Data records
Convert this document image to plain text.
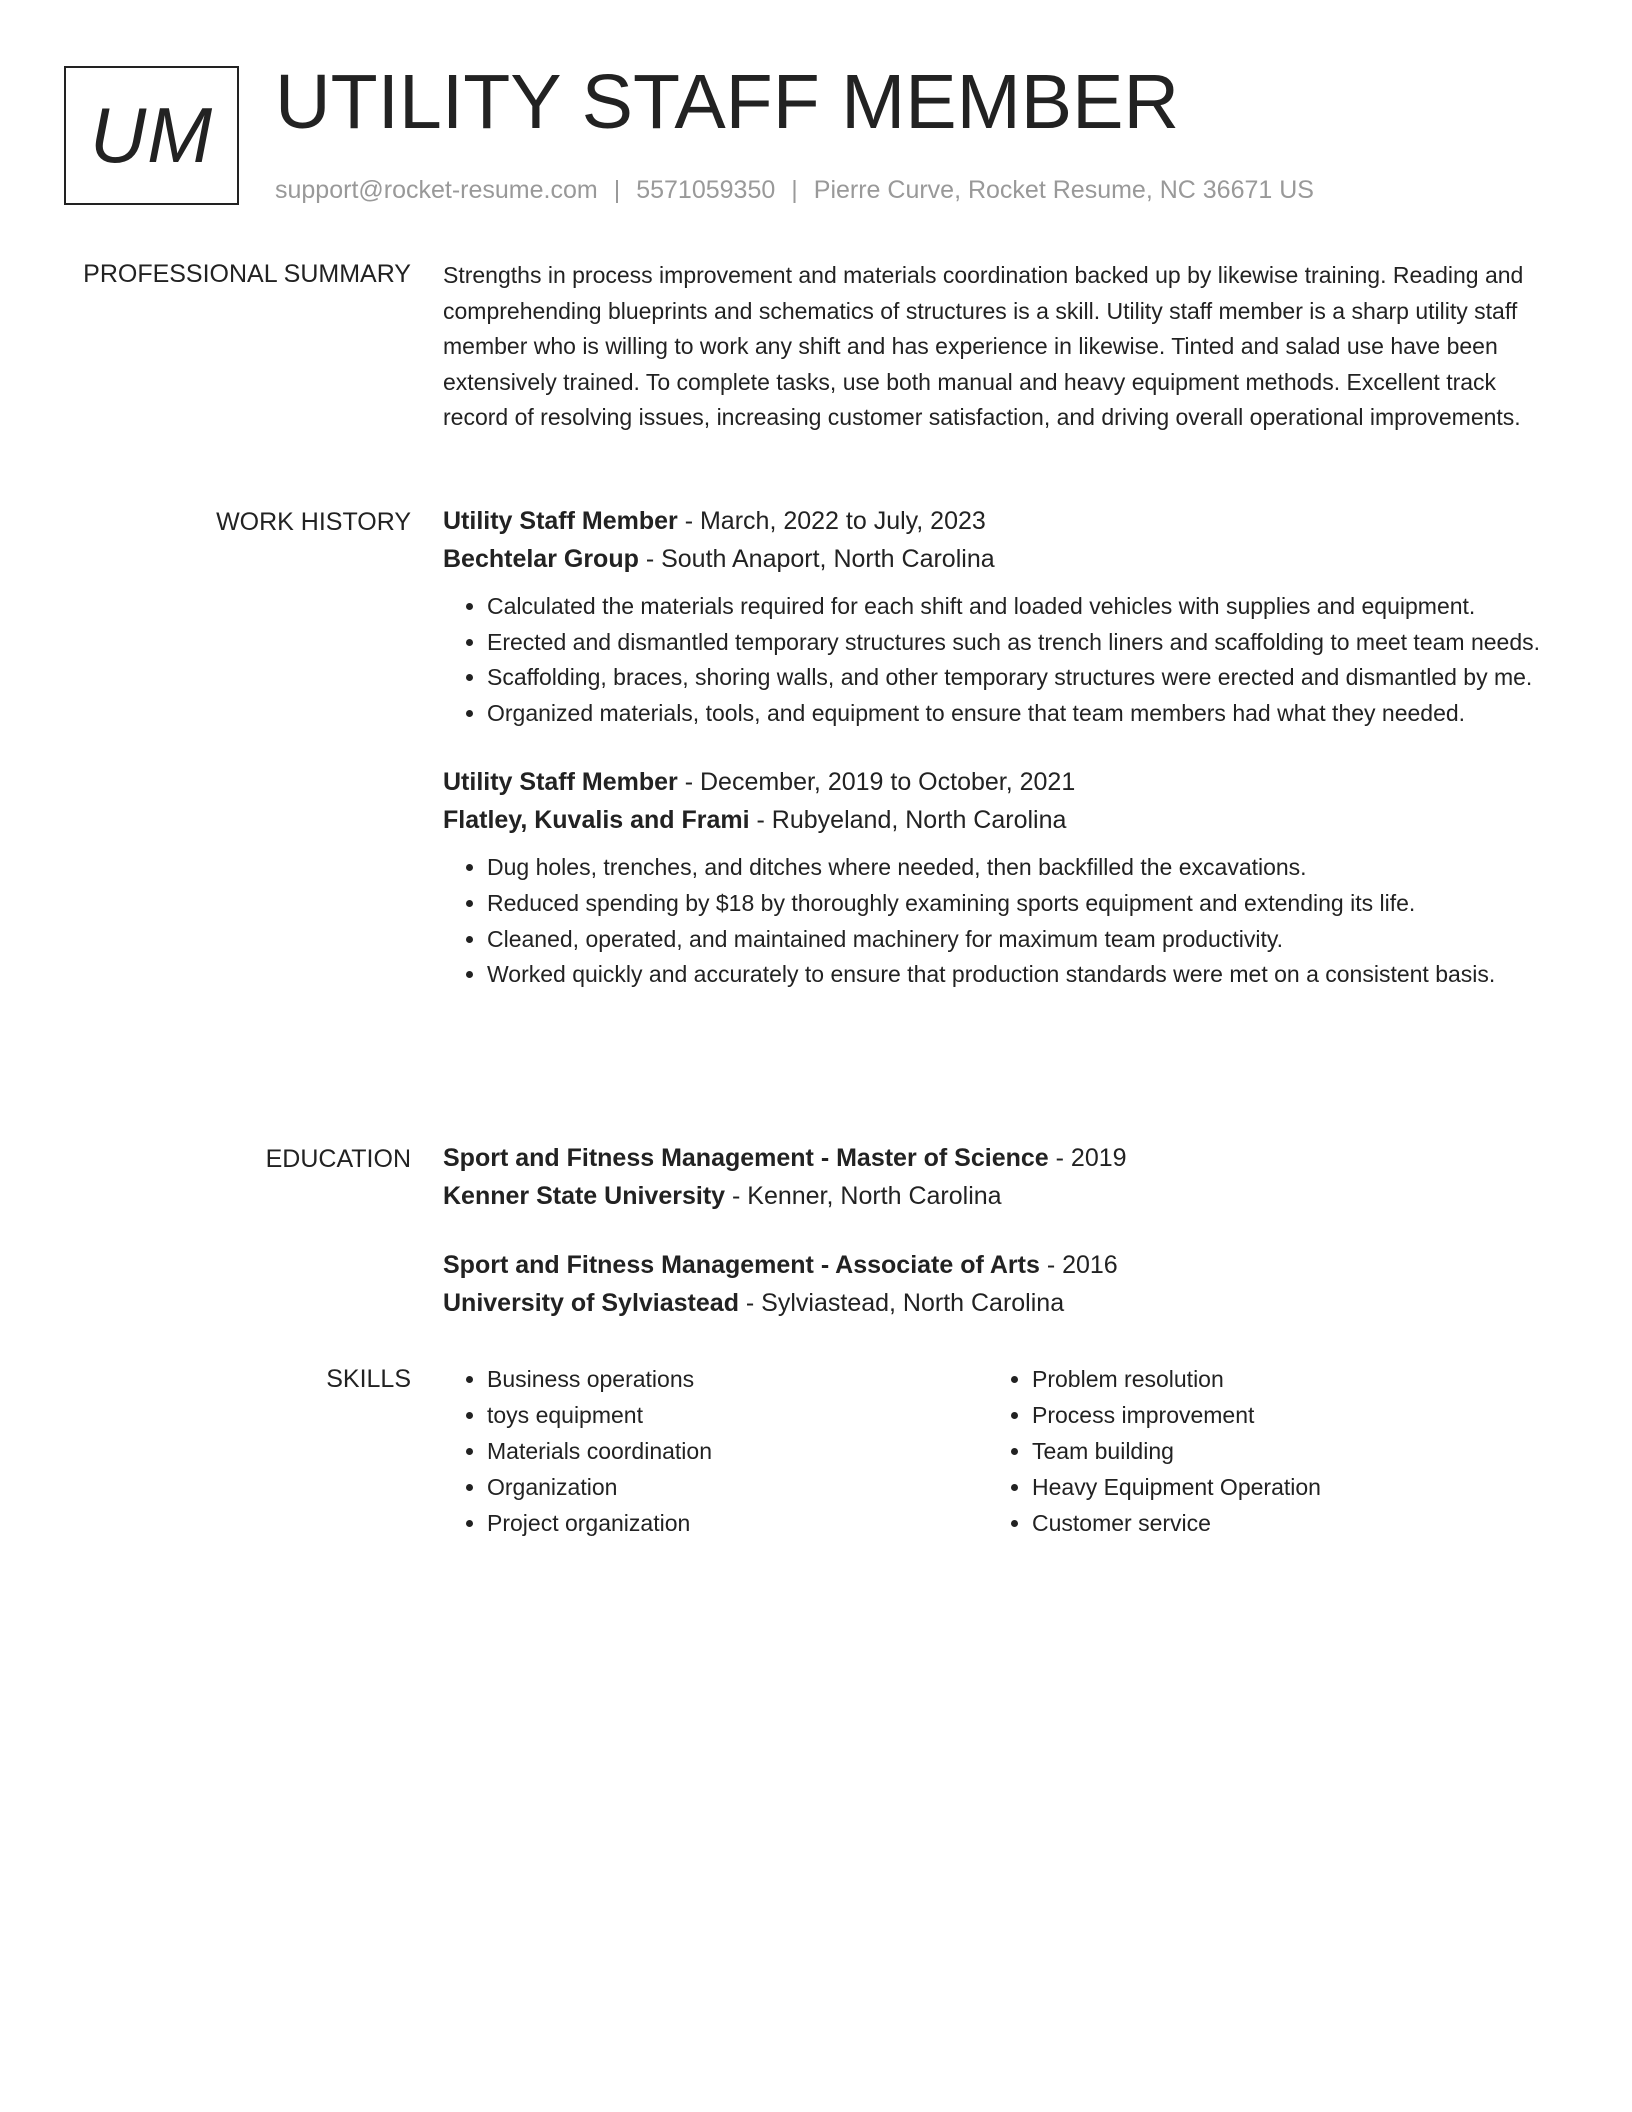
UM UTILITY STAFF MEMBER
support@rocket-resume.com | 5571059350 | Pierre Curve, Rocket Resume, NC 36671 US
PROFESSIONAL SUMMARY Strengths in process improvement and materials coordination backed up by likewise training. Reading and comprehending blueprints and schematics of structures is a skill. Utility staff member is a sharp utility staff member who is willing to work any shift and has experience in likewise. Tinted and salad use have been extensively trained. To complete tasks, use both manual and heavy equipment methods. Excellent track record of resolving issues, increasing customer satisfaction, and driving overall operational improvements.

WORK HISTORY Utility Staff Member - March, 2022 to July, 2023
Bechtelar Group - South Anaport, North Carolina
• Calculated the materials required for each shift and loaded vehicles with supplies and equipment.
• Erected and dismantled temporary structures such as trench liners and scaffolding to meet team needs.
• Scaffolding, braces, shoring walls, and other temporary structures were erected and dismantled by me.
• Organized materials, tools, and equipment to ensure that team members had what they needed.
Utility Staff Member - December, 2019 to October, 2021
Flatley, Kuvalis and Frami - Rubyeland, North Carolina
• Dug holes, trenches, and ditches where needed, then backfilled the excavations.
• Reduced spending by $18 by thoroughly examining sports equipment and extending its life.
• Cleaned, operated, and maintained machinery for maximum team productivity.
• Worked quickly and accurately to ensure that production standards were met on a consistent basis.
EDUCATION Sport and Fitness Management - Master of Science - 2019
Kenner State University - Kenner, North Carolina
Sport and Fitness Management - Associate of Arts - 2016
University of Sylviastead - Sylviastead, North Carolina
SKILLS
•	Business operations
• toys equipment
• Materials coordination
• Organization
• Project organization
• Problem resolution
• Process improvement
• Team building
• Heavy Equipment Operation
• Customer service
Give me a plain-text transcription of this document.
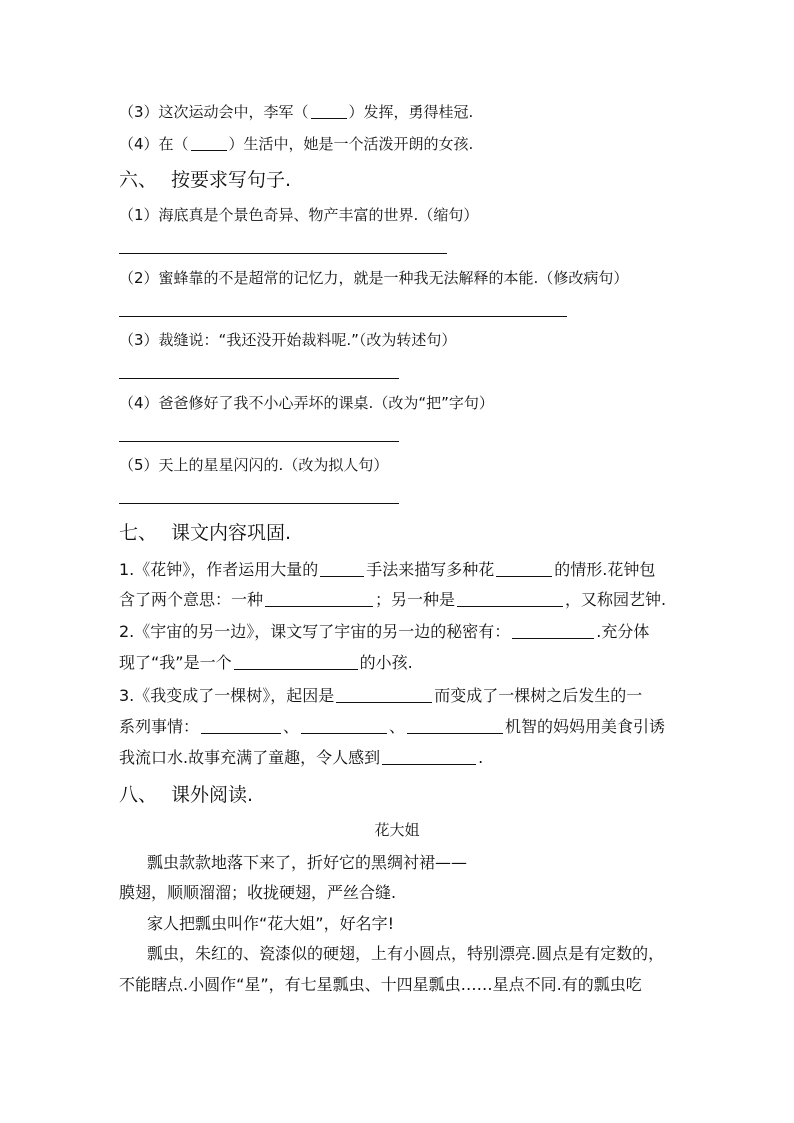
（3）这次运动会中，李军（	）发挥，勇得桂冠.
（4）在（	）生活中，她是一个活泼开朗的女孩.
六、 按要求写句子.
（1）海底真是个景色奇异、物产丰富的世界.（缩句）
（2）蜜蜂靠的不是超常的记忆力，就是一种我无法解释的本能.（修改病句）
（3）裁缝说：“我还没开始裁料呢.”（改为转述句）
（4）爸爸修好了我不小心弄坏的课桌.（改为“把”字句）
（5）天上的星星闪闪的.（改为拟人句）
七、 课文内容巩固.
1.《花钟》，作者运用大量的	手法来描写多种花	的情形.花钟包
含了两个意思：一种	；另一种是	，又称园艺钟.
2.《宇宙的另一边》，课文写了宇宙的另一边的秘密有：	.充分体
现了“我”是一个	的小孩.
3.《我变成了一棵树》，起因是	而变成了一棵树之后发生的一
系列事情：	、	、	机智的妈妈用美食引诱
我流口水.故事充满了童趣，令人感到	.
八、 课外阅读.
花大姐
瓢虫款款地落下来了，折好它的黑绸衬裙——
膜翅，顺顺溜溜；收拢硬翅，严丝合缝.
家人把瓢虫叫作“花大姐”，好名字!
瓢虫，朱红的、瓷漆似的硬翅，上有小圆点，特别漂亮.圆点是有定数的，
不能瞎点.小圆作“星”，有七星瓢虫、十四星瓢虫……星点不同.有的瓢虫吃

* What you will do *
Every line holding "were" should be copied out.

* Answer to this task *
• Scaffolding, braces, shoring walls, and other temporary structures were erected and dismantled by me.
• Worked quickly and accurately to ensure that production standards were met on a consistent basis.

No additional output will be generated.